Your task is to print all of the material verbatim.

Raw records:
***

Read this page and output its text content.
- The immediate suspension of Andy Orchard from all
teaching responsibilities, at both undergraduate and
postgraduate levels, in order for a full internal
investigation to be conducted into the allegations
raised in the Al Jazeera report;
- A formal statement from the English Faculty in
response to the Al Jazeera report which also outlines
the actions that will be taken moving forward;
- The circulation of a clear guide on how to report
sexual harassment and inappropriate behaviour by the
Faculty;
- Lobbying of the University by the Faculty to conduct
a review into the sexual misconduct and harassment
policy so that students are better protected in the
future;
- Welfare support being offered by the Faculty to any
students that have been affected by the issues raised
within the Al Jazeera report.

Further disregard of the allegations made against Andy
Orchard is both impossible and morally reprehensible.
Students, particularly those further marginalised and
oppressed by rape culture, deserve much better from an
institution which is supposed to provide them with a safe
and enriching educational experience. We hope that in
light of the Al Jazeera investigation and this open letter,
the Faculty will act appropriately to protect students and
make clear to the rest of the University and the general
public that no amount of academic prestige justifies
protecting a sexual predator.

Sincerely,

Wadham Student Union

***

REPLY:
Read this page and output its text content.
- The immediate suspension of Andy Orchard from all
teaching responsibilities, at both undergraduate and
postgraduate levels, in order for a full internal
investigation to be conducted into the allegations
raised in the Al Jazeera report;
- A formal statement from the English Faculty in
response to the Al Jazeera report which also outlines
the actions that will be taken moving forward;
- The circulation of a clear guide on how to report
sexual harassment and inappropriate behaviour by the
Faculty;
- Lobbying of the University by the Faculty to conduct
a review into the sexual misconduct and harassment
policy so that students are better protected in the
future;
- Welfare support being offered by the Faculty to any
students that have been affected by the issues raised
within the Al Jazeera report.

Further disregard of the allegations made against Andy
Orchard is both impossible and morally reprehensible.
Students, particularly those further marginalised and
oppressed by rape culture, deserve much better from an
institution which is supposed to provide them with a safe
and enriching educational experience. We hope that in
light of the Al Jazeera investigation and this open letter,
the Faculty will act appropriately to protect students and
make clear to the rest of the University and the general
public that no amount of academic prestige justifies
protecting a sexual predator.

Sincerely,

Wadham Student Union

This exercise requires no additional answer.